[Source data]
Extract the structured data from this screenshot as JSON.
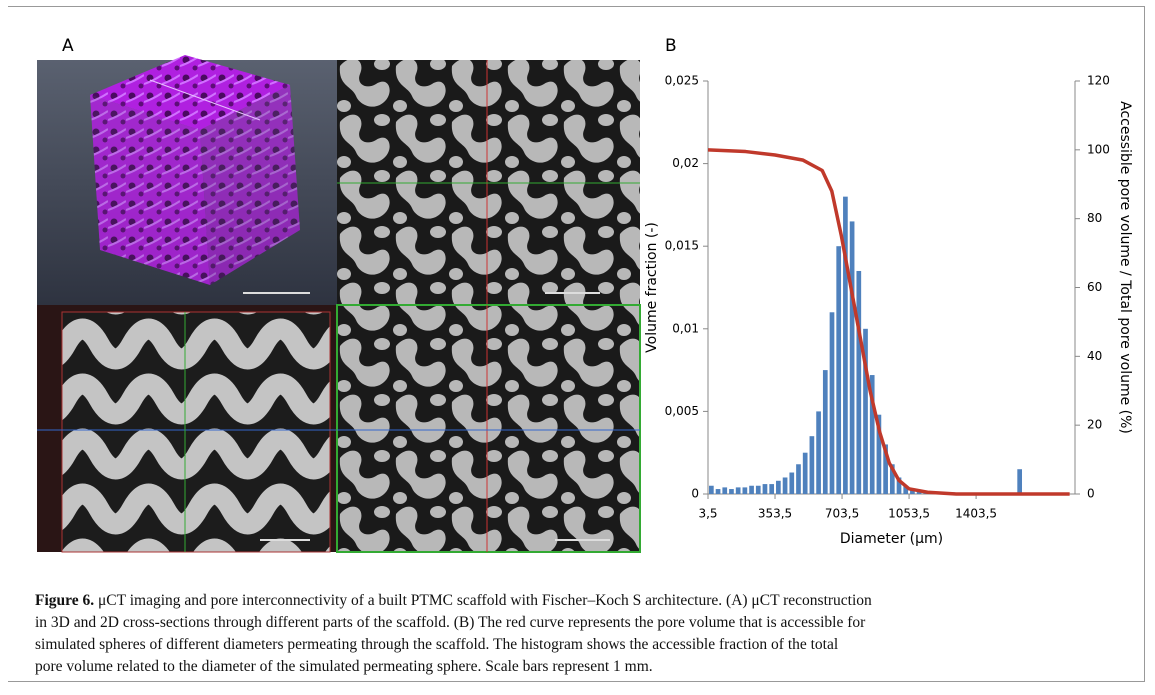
{
  "panel_a": {
    "label": "A"
  },
  "chart_data": {
    "type": "histogram",
    "label": "B",
    "xlabel": "Diameter (μm)",
    "ylabel": "Volume fraction (-)",
    "y2label": "Accessible pore volume / Total pore volume (%)",
    "bins": [
      3.5,
      38.5,
      73.5,
      108.5,
      143.5,
      178.5,
      213.5,
      248.5,
      283.5,
      318.5,
      353.5,
      388.5,
      423.5,
      458.5,
      493.5,
      528.5,
      563.5,
      598.5,
      633.5,
      668.5,
      703.5,
      738.5,
      773.5,
      808.5,
      843.5,
      878.5,
      913.5,
      948.5,
      983.5,
      1018.5,
      1053.5,
      1088.5,
      1123.5,
      1158.5,
      1193.5,
      1228.5,
      1263.5,
      1298.5,
      1333.5,
      1368.5,
      1403.5,
      1438.5,
      1473.5,
      1508.5,
      1543.5,
      1578.5,
      1613.5,
      1648.5,
      1683.5,
      1718.5,
      1753.5,
      1788.5,
      1823.5,
      1858.5,
      1893.5
    ],
    "values": [
      0.0005,
      0.0003,
      0.0004,
      0.0003,
      0.0004,
      0.0004,
      0.0005,
      0.0005,
      0.0006,
      0.0006,
      0.0008,
      0.001,
      0.0013,
      0.0018,
      0.0025,
      0.0035,
      0.005,
      0.0075,
      0.011,
      0.015,
      0.018,
      0.0165,
      0.0135,
      0.01,
      0.0072,
      0.0048,
      0.003,
      0.0018,
      0.001,
      0.0005,
      0.0003,
      0.0002,
      0.0001,
      0.0001,
      0.0001,
      0.0001,
      0.0001,
      0,
      0,
      0,
      0,
      0,
      0,
      0,
      0,
      0,
      0.0015,
      0,
      0,
      0,
      0,
      0,
      0,
      0
    ],
    "color": "#4f81bd",
    "line": {
      "x": [
        3.5,
        200,
        353.5,
        500,
        600,
        650,
        700,
        750,
        800,
        850,
        900,
        950,
        1000,
        1053.5,
        1150,
        1300,
        1892
      ],
      "values": [
        100,
        99.5,
        98.5,
        97,
        94,
        88,
        75,
        60,
        45,
        30,
        18,
        9,
        4,
        1.5,
        0.5,
        0,
        0
      ],
      "color": "#c0392b",
      "axis": "y2"
    },
    "xlim": [
      3.5,
      1920
    ],
    "ylim": [
      0,
      0.025
    ],
    "y2lim": [
      0,
      120
    ],
    "xticks": [
      {
        "value": 3.5,
        "label": "3,5"
      },
      {
        "value": 353.5,
        "label": "353,5"
      },
      {
        "value": 703.5,
        "label": "703,5"
      },
      {
        "value": 1053.5,
        "label": "1053,5"
      },
      {
        "value": 1403.5,
        "label": "1403,5"
      }
    ],
    "yticks": [
      0,
      {
        "value": 0.005,
        "label": "0,005"
      },
      {
        "value": 0.01,
        "label": "0,01"
      },
      {
        "value": 0.015,
        "label": "0,015"
      },
      {
        "value": 0.02,
        "label": "0,02"
      },
      {
        "value": 0.025,
        "label": "0,025"
      }
    ],
    "y2ticks": [
      0,
      20,
      40,
      60,
      80,
      100,
      120
    ]
  },
  "caption": {
    "label": "Figure 6.",
    "lines": [
      " μCT imaging and pore interconnectivity of a built PTMC scaffold with Fischer–Koch S architecture. (A) μCT reconstruction",
      "in 3D and 2D cross-sections through different parts of the scaffold. (B) The red curve represents the pore volume that is accessible for",
      "simulated spheres of different diameters permeating through the scaffold. The histogram shows the accessible fraction of the total",
      "pore volume related to the diameter of the simulated permeating sphere. Scale bars represent 1 mm."
    ]
  }
}
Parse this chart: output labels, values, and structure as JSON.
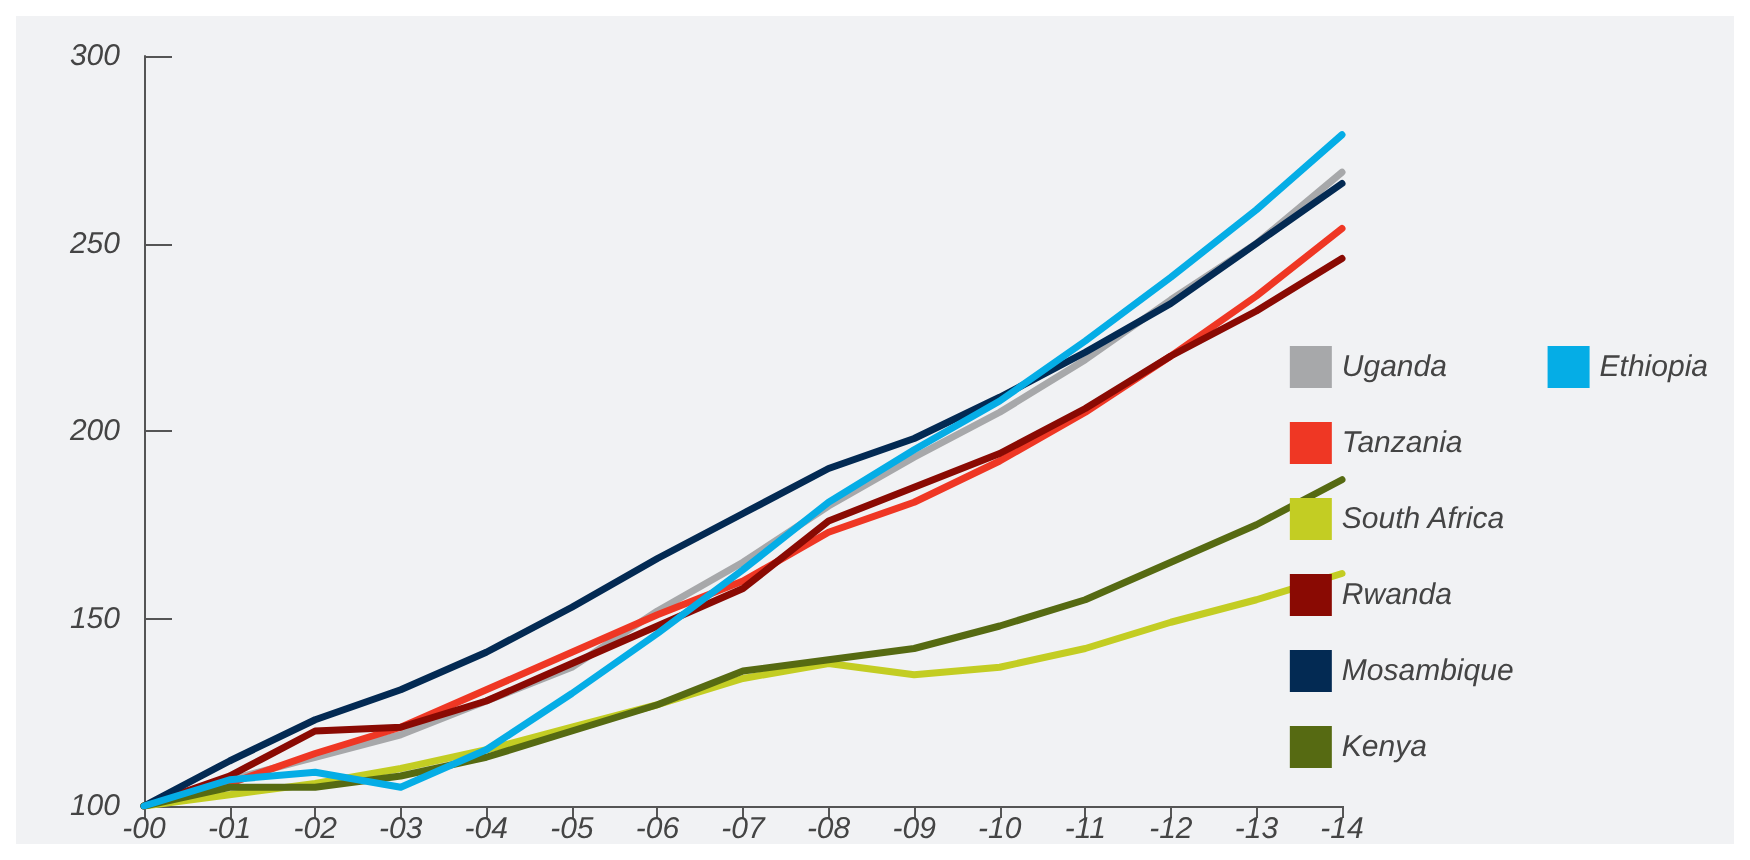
{
  "chart_data": {
    "type": "line",
    "categories": [
      "-00",
      "-01",
      "-02",
      "-03",
      "-04",
      "-05",
      "-06",
      "-07",
      "-08",
      "-09",
      "-10",
      "-11",
      "-12",
      "-13",
      "-14"
    ],
    "ylim": [
      100,
      300
    ],
    "yticks": [
      100,
      150,
      200,
      250,
      300
    ],
    "grid": false,
    "legend": "right",
    "marker": "none",
    "line_style": "solid",
    "series": [
      {
        "name": "Uganda",
        "color": "#a7a8aa",
        "values": [
          100,
          107,
          113,
          119,
          128,
          137,
          152,
          165,
          180,
          193,
          205,
          219,
          235,
          250,
          269
        ]
      },
      {
        "name": "Tanzania",
        "color": "#ef3724",
        "values": [
          100,
          106,
          114,
          121,
          131,
          141,
          151,
          160,
          173,
          181,
          192,
          205,
          220,
          236,
          254
        ]
      },
      {
        "name": "South Africa",
        "color": "#c3cd23",
        "values": [
          100,
          103,
          106,
          110,
          115,
          121,
          127,
          134,
          138,
          135,
          137,
          142,
          149,
          155,
          162
        ]
      },
      {
        "name": "Rwanda",
        "color": "#8a0a03",
        "values": [
          100,
          108,
          120,
          121,
          128,
          138,
          148,
          158,
          176,
          185,
          194,
          206,
          220,
          232,
          246
        ]
      },
      {
        "name": "Mosambique",
        "color": "#032a53",
        "values": [
          100,
          112,
          123,
          131,
          141,
          153,
          166,
          178,
          190,
          198,
          209,
          221,
          234,
          250,
          266
        ]
      },
      {
        "name": "Kenya",
        "color": "#566a12",
        "values": [
          100,
          105,
          105,
          108,
          113,
          120,
          127,
          136,
          139,
          142,
          148,
          155,
          165,
          175,
          187
        ]
      },
      {
        "name": "Ethiopia",
        "color": "#05ade6",
        "values": [
          100,
          107,
          109,
          105,
          115,
          130,
          146,
          163,
          181,
          195,
          208,
          224,
          241,
          259,
          279
        ]
      }
    ]
  }
}
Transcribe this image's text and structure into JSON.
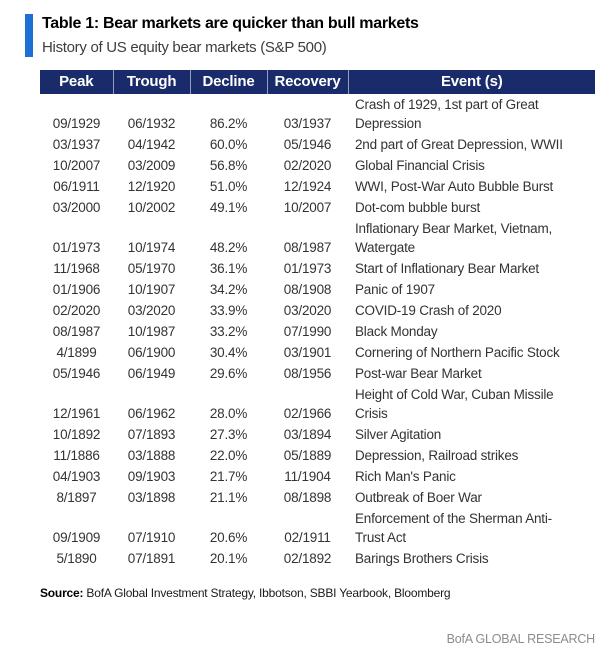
{
  "header": {
    "table_label": "Table 1: Bear markets are quicker than bull markets",
    "subtitle": "History of US equity bear markets (S&P 500)"
  },
  "table": {
    "columns": [
      "Peak",
      "Trough",
      "Decline",
      "Recovery",
      "Event (s)"
    ],
    "rows": [
      {
        "peak": "09/1929",
        "trough": "06/1932",
        "decline": "86.2%",
        "recovery": "03/1937",
        "event": "Crash of 1929, 1st part of Great\nDepression"
      },
      {
        "peak": "03/1937",
        "trough": "04/1942",
        "decline": "60.0%",
        "recovery": "05/1946",
        "event": "2nd part of Great Depression, WWII"
      },
      {
        "peak": "10/2007",
        "trough": "03/2009",
        "decline": "56.8%",
        "recovery": "02/2020",
        "event": "Global Financial Crisis"
      },
      {
        "peak": "06/1911",
        "trough": "12/1920",
        "decline": "51.0%",
        "recovery": "12/1924",
        "event": "WWI, Post-War Auto Bubble Burst"
      },
      {
        "peak": "03/2000",
        "trough": "10/2002",
        "decline": "49.1%",
        "recovery": "10/2007",
        "event": "Dot-com bubble burst"
      },
      {
        "peak": "01/1973",
        "trough": "10/1974",
        "decline": "48.2%",
        "recovery": "08/1987",
        "event": "Inflationary Bear Market, Vietnam,\nWatergate"
      },
      {
        "peak": "11/1968",
        "trough": "05/1970",
        "decline": "36.1%",
        "recovery": "01/1973",
        "event": "Start of Inflationary Bear Market"
      },
      {
        "peak": "01/1906",
        "trough": "10/1907",
        "decline": "34.2%",
        "recovery": "08/1908",
        "event": "Panic of 1907"
      },
      {
        "peak": "02/2020",
        "trough": "03/2020",
        "decline": "33.9%",
        "recovery": "03/2020",
        "event": "COVID-19 Crash of 2020"
      },
      {
        "peak": "08/1987",
        "trough": "10/1987",
        "decline": "33.2%",
        "recovery": "07/1990",
        "event": "Black Monday"
      },
      {
        "peak": "4/1899",
        "trough": "06/1900",
        "decline": "30.4%",
        "recovery": "03/1901",
        "event": "Cornering of Northern Pacific Stock"
      },
      {
        "peak": "05/1946",
        "trough": "06/1949",
        "decline": "29.6%",
        "recovery": "08/1956",
        "event": "Post-war Bear Market"
      },
      {
        "peak": "12/1961",
        "trough": "06/1962",
        "decline": "28.0%",
        "recovery": "02/1966",
        "event": "Height of Cold War, Cuban Missile\nCrisis"
      },
      {
        "peak": "10/1892",
        "trough": "07/1893",
        "decline": "27.3%",
        "recovery": "03/1894",
        "event": "Silver Agitation"
      },
      {
        "peak": "11/1886",
        "trough": "03/1888",
        "decline": "22.0%",
        "recovery": "05/1889",
        "event": "Depression, Railroad strikes"
      },
      {
        "peak": "04/1903",
        "trough": "09/1903",
        "decline": "21.7%",
        "recovery": "11/1904",
        "event": "Rich Man's Panic"
      },
      {
        "peak": "8/1897",
        "trough": "03/1898",
        "decline": "21.1%",
        "recovery": "08/1898",
        "event": "Outbreak of Boer War"
      },
      {
        "peak": "09/1909",
        "trough": "07/1910",
        "decline": "20.6%",
        "recovery": "02/1911",
        "event": "Enforcement of the Sherman Anti-\nTrust Act"
      },
      {
        "peak": "5/1890",
        "trough": "07/1891",
        "decline": "20.1%",
        "recovery": "02/1892",
        "event": "Barings Brothers Crisis"
      }
    ]
  },
  "footer": {
    "source_label": "Source:",
    "source_text": "BofA Global Investment Strategy, Ibbotson, SBBI Yearbook, Bloomberg",
    "brand": "BofA GLOBAL RESEARCH"
  },
  "colors": {
    "header_navy": "#1A2B6B",
    "accent_blue": "#1E6FD4",
    "body_text": "#333333",
    "brand_gray": "#8C8C8C"
  }
}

### TASK DETAILS
From the records above, pull out every line containing the word "scaffold".

### SOLVED EXERCISE
      " μCT imaging and pore interconnectivity of a built PTMC scaffold with Fischer–Koch S architecture. (A) μCT reconstruction",
      "in 3D and 2D cross-sections through different parts of the scaffold. (B) The red curve represents the pore volume that is accessible for",
      "simulated spheres of different diameters permeating through the scaffold. The histogram shows the accessible fraction of the total",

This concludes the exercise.